• Work required:
Print each line exactly as it is given.
··· Supplied information ···
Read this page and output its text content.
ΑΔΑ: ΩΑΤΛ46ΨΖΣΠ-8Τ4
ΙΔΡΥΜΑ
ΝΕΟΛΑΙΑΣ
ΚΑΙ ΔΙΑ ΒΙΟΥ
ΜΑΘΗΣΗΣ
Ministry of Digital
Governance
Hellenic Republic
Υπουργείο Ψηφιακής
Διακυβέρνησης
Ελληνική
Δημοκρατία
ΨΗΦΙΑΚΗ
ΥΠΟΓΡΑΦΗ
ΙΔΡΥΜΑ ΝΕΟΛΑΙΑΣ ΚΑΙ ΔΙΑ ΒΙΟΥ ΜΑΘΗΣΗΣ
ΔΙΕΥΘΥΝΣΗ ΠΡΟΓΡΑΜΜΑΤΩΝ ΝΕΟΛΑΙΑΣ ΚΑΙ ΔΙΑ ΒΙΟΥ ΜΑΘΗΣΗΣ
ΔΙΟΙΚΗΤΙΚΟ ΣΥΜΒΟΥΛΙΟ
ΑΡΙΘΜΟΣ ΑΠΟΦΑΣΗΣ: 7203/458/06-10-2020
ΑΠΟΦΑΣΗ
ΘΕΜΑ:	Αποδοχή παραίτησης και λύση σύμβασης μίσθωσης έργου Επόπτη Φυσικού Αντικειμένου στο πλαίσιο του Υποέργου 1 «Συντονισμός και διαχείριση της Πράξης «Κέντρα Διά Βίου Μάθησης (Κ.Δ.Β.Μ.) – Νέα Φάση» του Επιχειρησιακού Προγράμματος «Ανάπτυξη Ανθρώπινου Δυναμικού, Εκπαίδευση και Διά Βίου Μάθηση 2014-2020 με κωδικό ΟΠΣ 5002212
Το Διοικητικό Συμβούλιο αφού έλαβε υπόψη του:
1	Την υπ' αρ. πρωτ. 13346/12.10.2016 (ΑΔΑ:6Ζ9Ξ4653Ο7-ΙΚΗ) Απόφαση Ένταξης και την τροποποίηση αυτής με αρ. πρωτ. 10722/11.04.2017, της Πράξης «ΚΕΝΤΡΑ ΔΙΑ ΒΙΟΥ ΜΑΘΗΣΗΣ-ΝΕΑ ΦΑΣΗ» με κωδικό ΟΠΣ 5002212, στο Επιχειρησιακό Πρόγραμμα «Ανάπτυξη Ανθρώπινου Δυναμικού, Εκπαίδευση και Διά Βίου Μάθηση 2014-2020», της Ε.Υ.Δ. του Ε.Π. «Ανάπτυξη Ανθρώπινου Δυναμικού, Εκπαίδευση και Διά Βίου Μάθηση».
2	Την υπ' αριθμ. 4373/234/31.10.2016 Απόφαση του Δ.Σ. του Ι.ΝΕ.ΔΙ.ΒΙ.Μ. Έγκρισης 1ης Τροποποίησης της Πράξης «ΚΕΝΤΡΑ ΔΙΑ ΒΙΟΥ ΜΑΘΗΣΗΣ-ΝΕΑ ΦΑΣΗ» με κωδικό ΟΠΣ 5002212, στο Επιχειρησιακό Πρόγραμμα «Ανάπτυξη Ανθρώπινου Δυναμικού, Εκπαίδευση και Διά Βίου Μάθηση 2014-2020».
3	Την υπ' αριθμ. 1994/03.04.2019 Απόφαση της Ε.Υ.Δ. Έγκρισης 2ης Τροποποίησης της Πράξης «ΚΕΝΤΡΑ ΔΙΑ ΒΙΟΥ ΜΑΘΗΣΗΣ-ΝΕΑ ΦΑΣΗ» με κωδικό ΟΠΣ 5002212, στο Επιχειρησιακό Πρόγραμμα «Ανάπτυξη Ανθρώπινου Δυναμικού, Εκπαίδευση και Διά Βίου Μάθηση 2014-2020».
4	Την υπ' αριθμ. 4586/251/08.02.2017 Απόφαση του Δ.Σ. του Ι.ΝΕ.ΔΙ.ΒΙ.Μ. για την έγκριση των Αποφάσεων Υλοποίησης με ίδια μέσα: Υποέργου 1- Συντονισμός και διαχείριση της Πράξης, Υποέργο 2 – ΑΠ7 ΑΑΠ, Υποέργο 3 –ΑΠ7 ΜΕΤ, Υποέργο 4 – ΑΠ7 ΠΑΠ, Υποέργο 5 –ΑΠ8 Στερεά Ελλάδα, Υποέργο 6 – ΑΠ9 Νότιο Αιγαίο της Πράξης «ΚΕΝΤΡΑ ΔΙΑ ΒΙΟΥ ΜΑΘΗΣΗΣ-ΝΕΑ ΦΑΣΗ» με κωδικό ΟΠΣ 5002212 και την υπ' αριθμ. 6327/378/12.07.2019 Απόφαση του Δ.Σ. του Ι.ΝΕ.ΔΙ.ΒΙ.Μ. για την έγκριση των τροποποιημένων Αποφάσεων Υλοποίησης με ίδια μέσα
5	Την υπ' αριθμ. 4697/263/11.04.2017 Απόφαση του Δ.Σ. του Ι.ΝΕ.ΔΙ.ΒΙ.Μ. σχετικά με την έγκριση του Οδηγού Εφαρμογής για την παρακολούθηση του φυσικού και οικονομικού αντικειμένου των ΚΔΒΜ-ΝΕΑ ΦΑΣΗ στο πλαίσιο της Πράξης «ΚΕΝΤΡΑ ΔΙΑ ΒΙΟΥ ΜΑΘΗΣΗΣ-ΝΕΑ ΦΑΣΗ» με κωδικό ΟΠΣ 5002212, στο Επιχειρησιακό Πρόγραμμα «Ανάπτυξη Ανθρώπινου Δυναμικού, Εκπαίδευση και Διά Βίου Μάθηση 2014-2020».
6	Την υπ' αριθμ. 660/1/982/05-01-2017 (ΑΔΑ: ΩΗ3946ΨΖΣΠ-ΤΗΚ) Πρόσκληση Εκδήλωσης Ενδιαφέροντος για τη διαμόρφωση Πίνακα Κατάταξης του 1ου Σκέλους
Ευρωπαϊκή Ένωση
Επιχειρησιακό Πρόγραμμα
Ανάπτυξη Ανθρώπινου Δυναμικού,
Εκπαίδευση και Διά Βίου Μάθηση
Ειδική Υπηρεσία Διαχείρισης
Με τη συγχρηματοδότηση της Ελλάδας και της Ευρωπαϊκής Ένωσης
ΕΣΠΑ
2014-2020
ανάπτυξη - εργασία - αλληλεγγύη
···
• Response below:
Read this page and output its text content.
ΑΔΑ: ΩΑΤΛ46ΨΖΣΠ-8Τ4
ΙΔΡΥΜΑ
ΝΕΟΛΑΙΑΣ
ΚΑΙ ΔΙΑ ΒΙΟΥ
ΜΑΘΗΣΗΣ
Ministry of Digital
Governance
Hellenic Republic
Υπουργείο Ψηφιακής
Διακυβέρνησης
Ελληνική
Δημοκρατία
ΨΗΦΙΑΚΗ
ΥΠΟΓΡΑΦΗ
ΙΔΡΥΜΑ ΝΕΟΛΑΙΑΣ ΚΑΙ ΔΙΑ ΒΙΟΥ ΜΑΘΗΣΗΣ
ΔΙΕΥΘΥΝΣΗ ΠΡΟΓΡΑΜΜΑΤΩΝ ΝΕΟΛΑΙΑΣ ΚΑΙ ΔΙΑ ΒΙΟΥ ΜΑΘΗΣΗΣ
ΔΙΟΙΚΗΤΙΚΟ ΣΥΜΒΟΥΛΙΟ
ΑΡΙΘΜΟΣ ΑΠΟΦΑΣΗΣ: 7203/458/06-10-2020
ΑΠΟΦΑΣΗ
ΘΕΜΑ:	Αποδοχή παραίτησης και λύση σύμβασης μίσθωσης έργου Επόπτη Φυσικού Αντικειμένου στο πλαίσιο του Υποέργου 1 «Συντονισμός και διαχείριση της Πράξης «Κέντρα Διά Βίου Μάθησης (Κ.Δ.Β.Μ.) – Νέα Φάση» του Επιχειρησιακού Προγράμματος «Ανάπτυξη Ανθρώπινου Δυναμικού, Εκπαίδευση και Διά Βίου Μάθηση 2014-2020 με κωδικό ΟΠΣ 5002212
Το Διοικητικό Συμβούλιο αφού έλαβε υπόψη του:
1	Την υπ' αρ. πρωτ. 13346/12.10.2016 (ΑΔΑ:6Ζ9Ξ4653Ο7-ΙΚΗ) Απόφαση Ένταξης και την τροποποίηση αυτής με αρ. πρωτ. 10722/11.04.2017, της Πράξης «ΚΕΝΤΡΑ ΔΙΑ ΒΙΟΥ ΜΑΘΗΣΗΣ-ΝΕΑ ΦΑΣΗ» με κωδικό ΟΠΣ 5002212, στο Επιχειρησιακό Πρόγραμμα «Ανάπτυξη Ανθρώπινου Δυναμικού, Εκπαίδευση και Διά Βίου Μάθηση 2014-2020», της Ε.Υ.Δ. του Ε.Π. «Ανάπτυξη Ανθρώπινου Δυναμικού, Εκπαίδευση και Διά Βίου Μάθηση».
2	Την υπ' αριθμ. 4373/234/31.10.2016 Απόφαση του Δ.Σ. του Ι.ΝΕ.ΔΙ.ΒΙ.Μ. Έγκρισης 1ης Τροποποίησης της Πράξης «ΚΕΝΤΡΑ ΔΙΑ ΒΙΟΥ ΜΑΘΗΣΗΣ-ΝΕΑ ΦΑΣΗ» με κωδικό ΟΠΣ 5002212, στο Επιχειρησιακό Πρόγραμμα «Ανάπτυξη Ανθρώπινου Δυναμικού, Εκπαίδευση και Διά Βίου Μάθηση 2014-2020».
3	Την υπ' αριθμ. 1994/03.04.2019 Απόφαση της Ε.Υ.Δ. Έγκρισης 2ης Τροποποίησης της Πράξης «ΚΕΝΤΡΑ ΔΙΑ ΒΙΟΥ ΜΑΘΗΣΗΣ-ΝΕΑ ΦΑΣΗ» με κωδικό ΟΠΣ 5002212, στο Επιχειρησιακό Πρόγραμμα «Ανάπτυξη Ανθρώπινου Δυναμικού, Εκπαίδευση και Διά Βίου Μάθηση 2014-2020».
4	Την υπ' αριθμ. 4586/251/08.02.2017 Απόφαση του Δ.Σ. του Ι.ΝΕ.ΔΙ.ΒΙ.Μ. για την έγκριση των Αποφάσεων Υλοποίησης με ίδια μέσα: Υποέργου 1- Συντονισμός και διαχείριση της Πράξης, Υποέργο 2 – ΑΠ7 ΑΑΠ, Υποέργο 3 –ΑΠ7 ΜΕΤ, Υποέργο 4 – ΑΠ7 ΠΑΠ, Υποέργο 5 –ΑΠ8 Στερεά Ελλάδα, Υποέργο 6 – ΑΠ9 Νότιο Αιγαίο της Πράξης «ΚΕΝΤΡΑ ΔΙΑ ΒΙΟΥ ΜΑΘΗΣΗΣ-ΝΕΑ ΦΑΣΗ» με κωδικό ΟΠΣ 5002212 και την υπ' αριθμ. 6327/378/12.07.2019 Απόφαση του Δ.Σ. του Ι.ΝΕ.ΔΙ.ΒΙ.Μ. για την έγκριση των τροποποιημένων Αποφάσεων Υλοποίησης με ίδια μέσα
5	Την υπ' αριθμ. 4697/263/11.04.2017 Απόφαση του Δ.Σ. του Ι.ΝΕ.ΔΙ.ΒΙ.Μ. σχετικά με την έγκριση του Οδηγού Εφαρμογής για την παρακολούθηση του φυσικού και οικονομικού αντικειμένου των ΚΔΒΜ-ΝΕΑ ΦΑΣΗ στο πλαίσιο της Πράξης «ΚΕΝΤΡΑ ΔΙΑ ΒΙΟΥ ΜΑΘΗΣΗΣ-ΝΕΑ ΦΑΣΗ» με κωδικό ΟΠΣ 5002212, στο Επιχειρησιακό Πρόγραμμα «Ανάπτυξη Ανθρώπινου Δυναμικού, Εκπαίδευση και Διά Βίου Μάθηση 2014-2020».
6	Την υπ' αριθμ. 660/1/982/05-01-2017 (ΑΔΑ: ΩΗ3946ΨΖΣΠ-ΤΗΚ) Πρόσκληση Εκδήλωσης Ενδιαφέροντος για τη διαμόρφωση Πίνακα Κατάταξης του 1ου Σκέλους
Ευρωπαϊκή Ένωση
Επιχειρησιακό Πρόγραμμα
Ανάπτυξη Ανθρώπινου Δυναμικού,
Εκπαίδευση και Διά Βίου Μάθηση
Ειδική Υπηρεσία Διαχείρισης
Με τη συγχρηματοδότηση της Ελλάδας και της Ευρωπαϊκής Ένωσης
ΕΣΠΑ
2014-2020
ανάπτυξη - εργασία - αλληλεγγύη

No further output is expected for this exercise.